#### OBJECTIVE:
Using the records provided below, locate and copy each line that contains the word "CANIN".

>> Begin DATA SECTION

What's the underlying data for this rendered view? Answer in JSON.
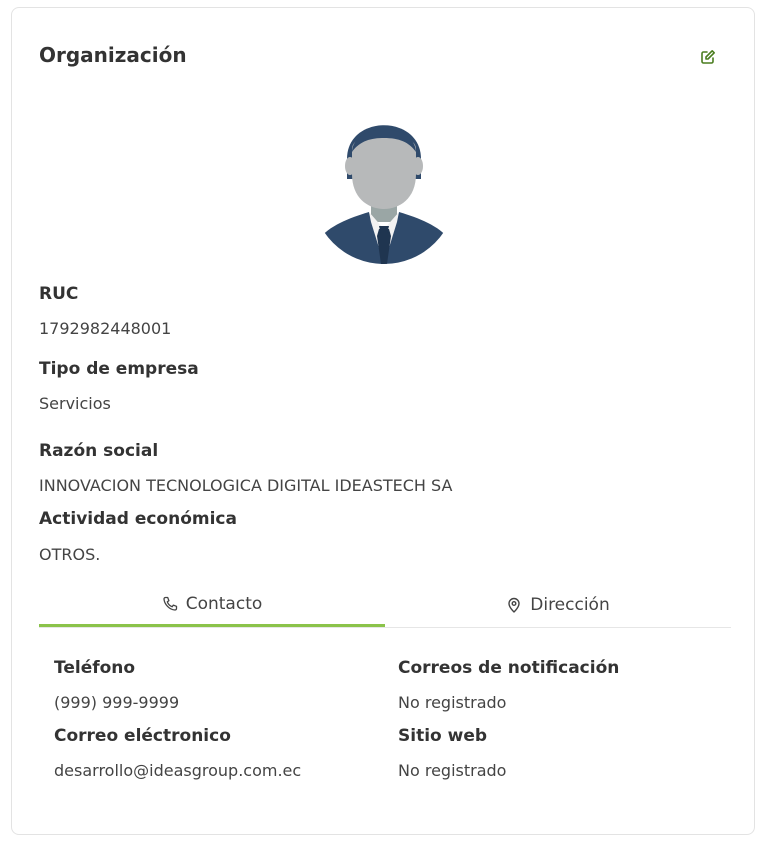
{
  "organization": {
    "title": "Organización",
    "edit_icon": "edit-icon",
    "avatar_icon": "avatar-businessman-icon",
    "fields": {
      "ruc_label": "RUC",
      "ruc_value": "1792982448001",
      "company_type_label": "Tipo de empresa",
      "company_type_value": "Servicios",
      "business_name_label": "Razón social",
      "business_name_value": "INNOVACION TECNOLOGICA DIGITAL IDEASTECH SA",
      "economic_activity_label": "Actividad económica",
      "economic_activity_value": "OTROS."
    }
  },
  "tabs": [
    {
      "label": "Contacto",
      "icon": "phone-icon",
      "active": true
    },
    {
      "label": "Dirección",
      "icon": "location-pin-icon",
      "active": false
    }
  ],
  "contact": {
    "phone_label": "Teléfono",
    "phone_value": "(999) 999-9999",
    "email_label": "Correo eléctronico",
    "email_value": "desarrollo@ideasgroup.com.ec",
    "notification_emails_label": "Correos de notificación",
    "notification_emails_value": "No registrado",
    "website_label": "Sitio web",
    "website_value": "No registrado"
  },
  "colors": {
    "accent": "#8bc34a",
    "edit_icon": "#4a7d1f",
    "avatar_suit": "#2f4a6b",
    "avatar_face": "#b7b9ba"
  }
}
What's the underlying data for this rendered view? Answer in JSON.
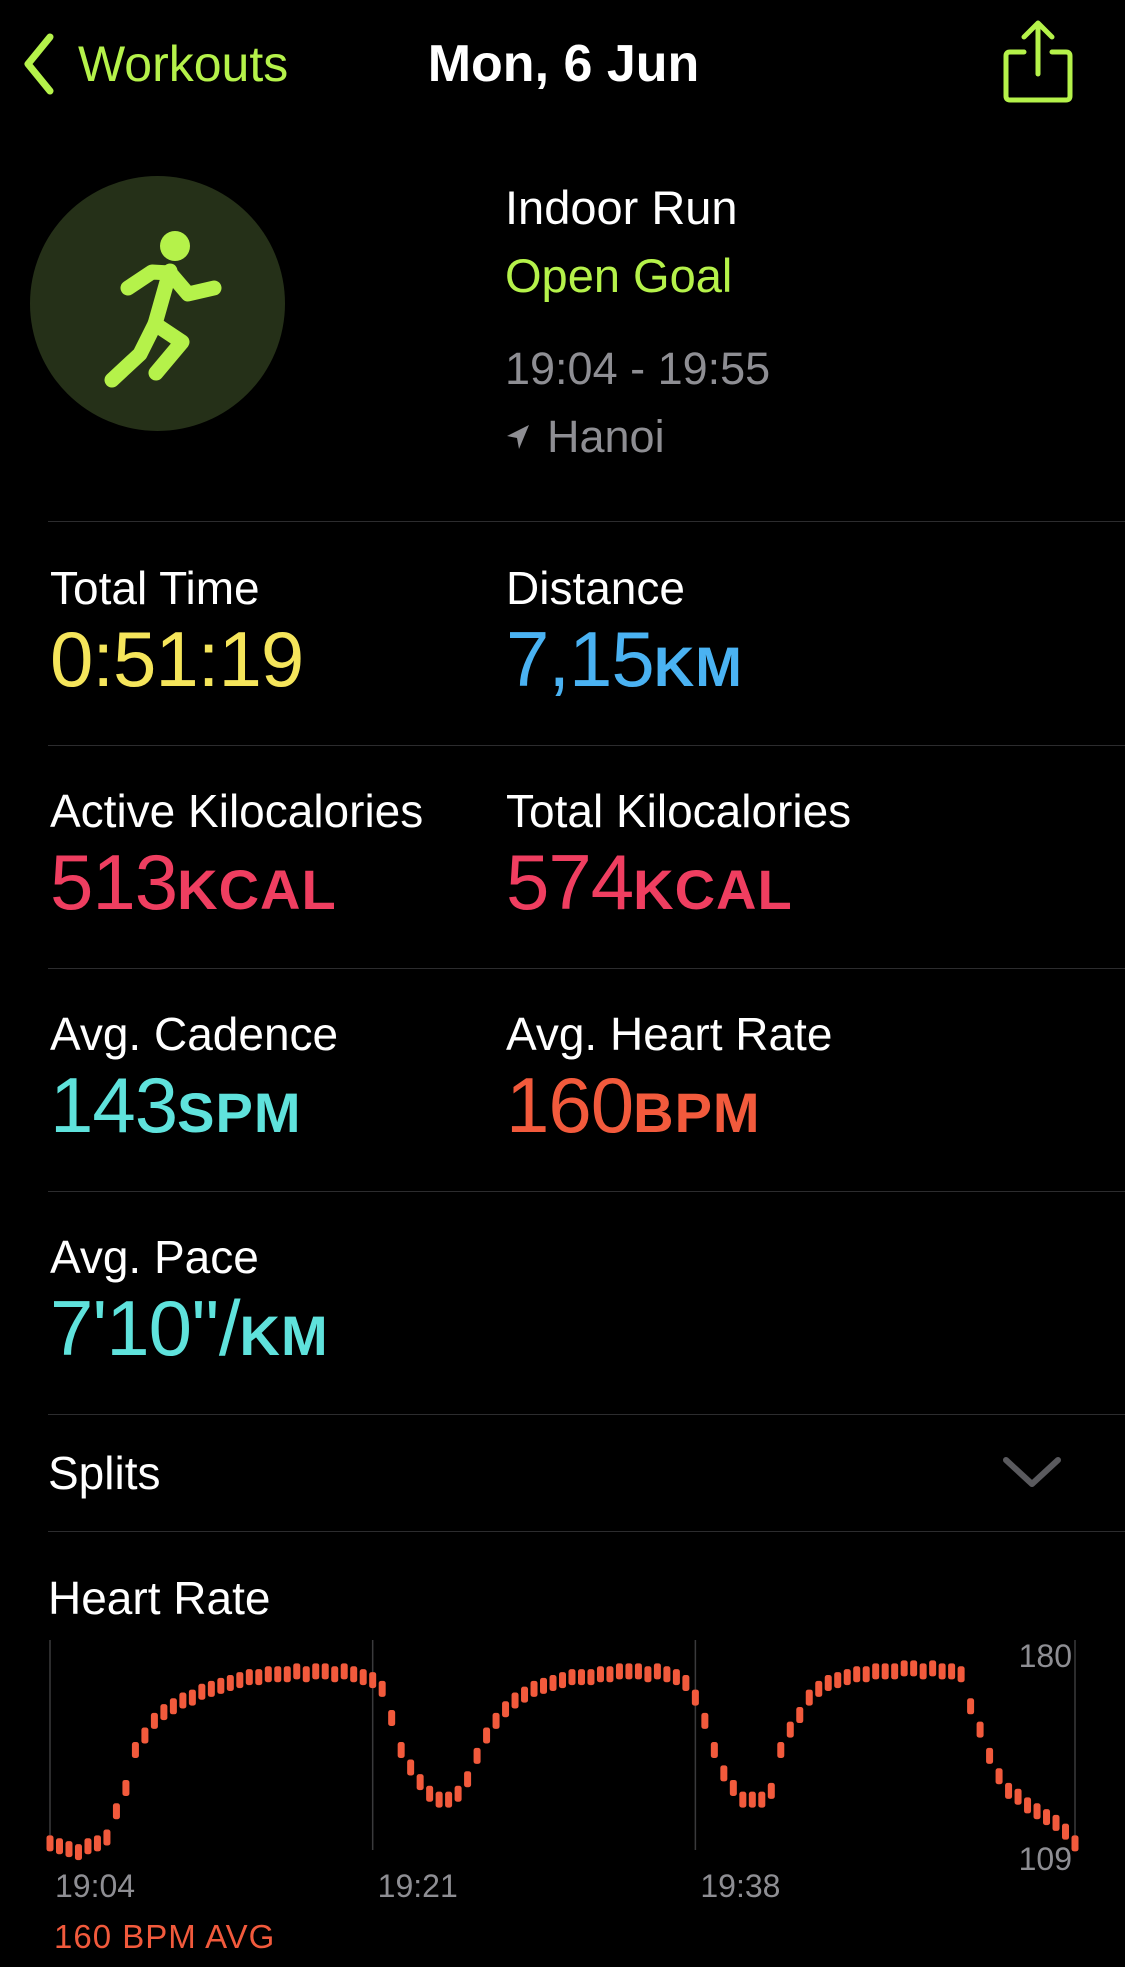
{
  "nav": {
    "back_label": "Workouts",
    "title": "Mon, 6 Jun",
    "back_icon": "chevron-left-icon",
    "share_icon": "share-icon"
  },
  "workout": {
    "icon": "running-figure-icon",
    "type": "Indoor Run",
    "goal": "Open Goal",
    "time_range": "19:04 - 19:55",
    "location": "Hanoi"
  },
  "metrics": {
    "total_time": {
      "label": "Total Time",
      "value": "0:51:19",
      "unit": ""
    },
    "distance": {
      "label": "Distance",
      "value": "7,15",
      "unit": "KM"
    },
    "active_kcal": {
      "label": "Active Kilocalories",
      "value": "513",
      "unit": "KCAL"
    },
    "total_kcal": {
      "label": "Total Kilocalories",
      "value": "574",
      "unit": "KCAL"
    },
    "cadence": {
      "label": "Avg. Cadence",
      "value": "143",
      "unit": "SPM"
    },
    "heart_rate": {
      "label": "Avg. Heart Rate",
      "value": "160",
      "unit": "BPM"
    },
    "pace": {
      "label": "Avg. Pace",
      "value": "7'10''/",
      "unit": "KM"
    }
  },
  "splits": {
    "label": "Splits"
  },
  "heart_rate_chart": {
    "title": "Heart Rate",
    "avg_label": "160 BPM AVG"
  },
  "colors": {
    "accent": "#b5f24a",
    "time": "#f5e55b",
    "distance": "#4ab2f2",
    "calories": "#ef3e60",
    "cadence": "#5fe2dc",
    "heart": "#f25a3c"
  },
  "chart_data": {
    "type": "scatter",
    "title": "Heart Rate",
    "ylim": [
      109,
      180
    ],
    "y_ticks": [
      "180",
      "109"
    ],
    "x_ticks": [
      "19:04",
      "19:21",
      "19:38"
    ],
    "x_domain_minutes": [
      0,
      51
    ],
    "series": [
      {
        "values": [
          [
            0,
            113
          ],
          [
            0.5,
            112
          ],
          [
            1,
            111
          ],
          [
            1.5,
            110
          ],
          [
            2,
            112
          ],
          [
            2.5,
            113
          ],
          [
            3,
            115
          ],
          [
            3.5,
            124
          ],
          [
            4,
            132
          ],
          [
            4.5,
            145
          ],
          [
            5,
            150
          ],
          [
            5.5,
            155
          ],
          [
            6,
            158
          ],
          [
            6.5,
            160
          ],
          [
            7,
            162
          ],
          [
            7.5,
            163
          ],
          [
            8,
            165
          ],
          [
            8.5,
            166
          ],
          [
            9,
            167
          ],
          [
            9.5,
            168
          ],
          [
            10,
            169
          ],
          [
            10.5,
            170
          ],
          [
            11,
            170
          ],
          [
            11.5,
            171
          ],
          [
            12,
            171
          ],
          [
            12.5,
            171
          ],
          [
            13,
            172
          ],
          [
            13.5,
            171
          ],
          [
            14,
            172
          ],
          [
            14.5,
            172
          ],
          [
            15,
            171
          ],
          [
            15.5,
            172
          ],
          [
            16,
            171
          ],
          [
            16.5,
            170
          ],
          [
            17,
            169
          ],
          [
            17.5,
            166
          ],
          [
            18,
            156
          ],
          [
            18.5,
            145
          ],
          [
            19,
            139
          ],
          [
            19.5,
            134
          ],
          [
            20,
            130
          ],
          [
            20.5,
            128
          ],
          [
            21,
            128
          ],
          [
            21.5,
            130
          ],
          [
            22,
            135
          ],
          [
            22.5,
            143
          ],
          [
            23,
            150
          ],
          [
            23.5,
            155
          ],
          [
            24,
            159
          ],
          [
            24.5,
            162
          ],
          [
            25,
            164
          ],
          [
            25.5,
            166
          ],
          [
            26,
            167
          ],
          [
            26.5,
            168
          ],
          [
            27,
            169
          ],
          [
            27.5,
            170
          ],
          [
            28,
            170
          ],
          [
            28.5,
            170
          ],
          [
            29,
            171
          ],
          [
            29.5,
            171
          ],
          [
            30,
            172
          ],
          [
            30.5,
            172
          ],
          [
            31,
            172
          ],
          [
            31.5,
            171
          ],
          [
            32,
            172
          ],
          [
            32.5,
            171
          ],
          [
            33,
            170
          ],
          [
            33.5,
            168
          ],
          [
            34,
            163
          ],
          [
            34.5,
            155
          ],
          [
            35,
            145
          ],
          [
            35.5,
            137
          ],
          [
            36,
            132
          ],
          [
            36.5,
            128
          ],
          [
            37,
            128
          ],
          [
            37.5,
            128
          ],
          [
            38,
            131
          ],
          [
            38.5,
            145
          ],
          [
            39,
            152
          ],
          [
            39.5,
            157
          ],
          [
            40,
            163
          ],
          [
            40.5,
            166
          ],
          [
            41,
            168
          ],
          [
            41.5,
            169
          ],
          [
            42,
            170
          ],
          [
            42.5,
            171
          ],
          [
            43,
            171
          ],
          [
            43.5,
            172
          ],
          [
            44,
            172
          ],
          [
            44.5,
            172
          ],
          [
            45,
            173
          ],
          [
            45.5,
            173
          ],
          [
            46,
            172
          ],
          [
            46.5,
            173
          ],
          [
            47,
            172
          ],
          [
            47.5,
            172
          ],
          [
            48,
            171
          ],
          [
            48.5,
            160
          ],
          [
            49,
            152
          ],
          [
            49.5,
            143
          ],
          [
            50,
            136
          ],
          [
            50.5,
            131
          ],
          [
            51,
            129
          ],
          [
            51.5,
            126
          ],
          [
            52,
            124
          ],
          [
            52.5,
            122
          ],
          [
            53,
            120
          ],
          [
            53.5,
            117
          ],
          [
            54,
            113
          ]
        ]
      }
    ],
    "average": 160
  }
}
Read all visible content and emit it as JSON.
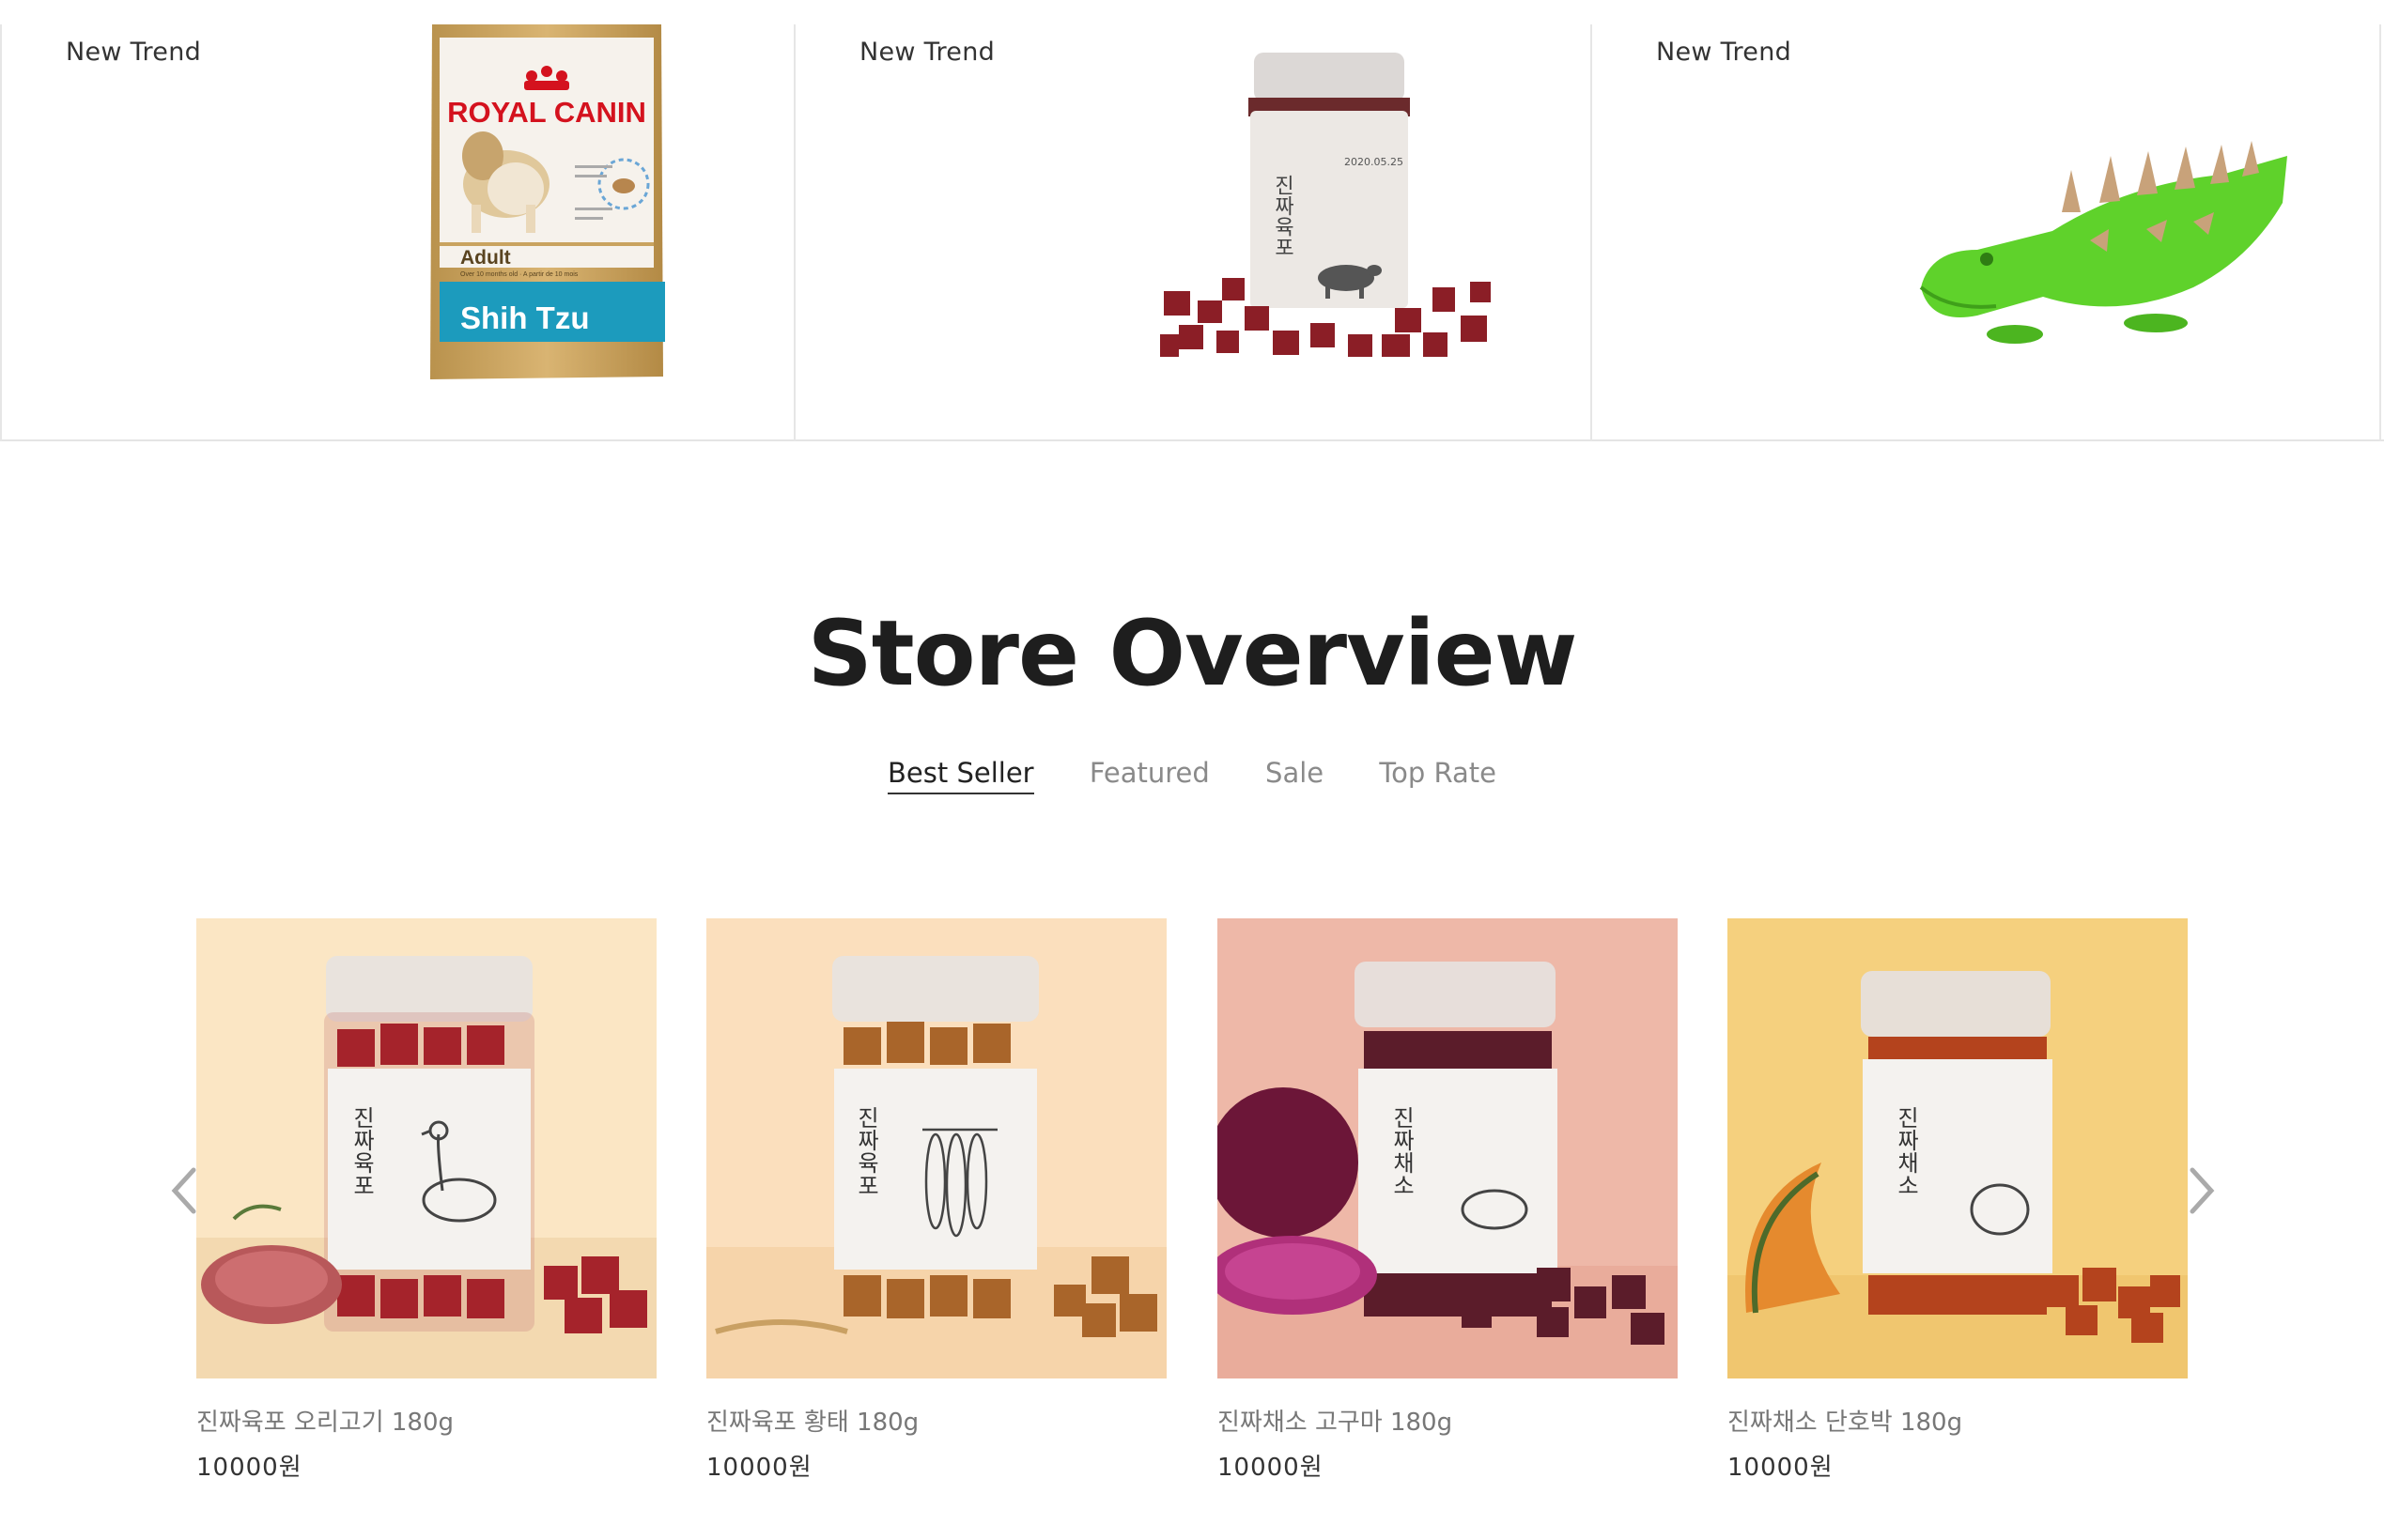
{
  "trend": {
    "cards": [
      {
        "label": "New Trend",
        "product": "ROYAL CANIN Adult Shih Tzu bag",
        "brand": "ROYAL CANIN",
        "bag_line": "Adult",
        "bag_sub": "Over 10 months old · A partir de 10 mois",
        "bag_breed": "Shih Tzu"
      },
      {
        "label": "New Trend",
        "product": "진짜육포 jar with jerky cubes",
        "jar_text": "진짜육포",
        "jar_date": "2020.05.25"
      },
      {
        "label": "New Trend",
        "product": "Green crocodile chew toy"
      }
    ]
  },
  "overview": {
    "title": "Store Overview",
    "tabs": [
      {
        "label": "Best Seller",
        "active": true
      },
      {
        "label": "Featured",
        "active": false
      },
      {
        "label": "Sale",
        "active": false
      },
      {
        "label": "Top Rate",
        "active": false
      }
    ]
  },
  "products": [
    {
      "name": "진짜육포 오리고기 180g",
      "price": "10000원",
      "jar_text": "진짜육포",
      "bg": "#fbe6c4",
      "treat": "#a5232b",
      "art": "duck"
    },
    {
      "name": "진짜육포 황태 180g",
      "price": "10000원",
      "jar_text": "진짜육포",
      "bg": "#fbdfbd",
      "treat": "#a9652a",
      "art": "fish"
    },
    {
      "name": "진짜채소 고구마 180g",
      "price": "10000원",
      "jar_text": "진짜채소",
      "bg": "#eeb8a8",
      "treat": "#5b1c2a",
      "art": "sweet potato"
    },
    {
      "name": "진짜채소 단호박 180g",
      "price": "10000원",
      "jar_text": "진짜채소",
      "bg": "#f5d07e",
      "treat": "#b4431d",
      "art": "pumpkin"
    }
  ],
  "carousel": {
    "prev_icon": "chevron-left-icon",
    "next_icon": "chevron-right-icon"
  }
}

>> End DATA SECTION

#### FULL RESPONSE:
        "product": "ROYAL CANIN Adult Shih Tzu bag",
        "brand": "ROYAL CANIN",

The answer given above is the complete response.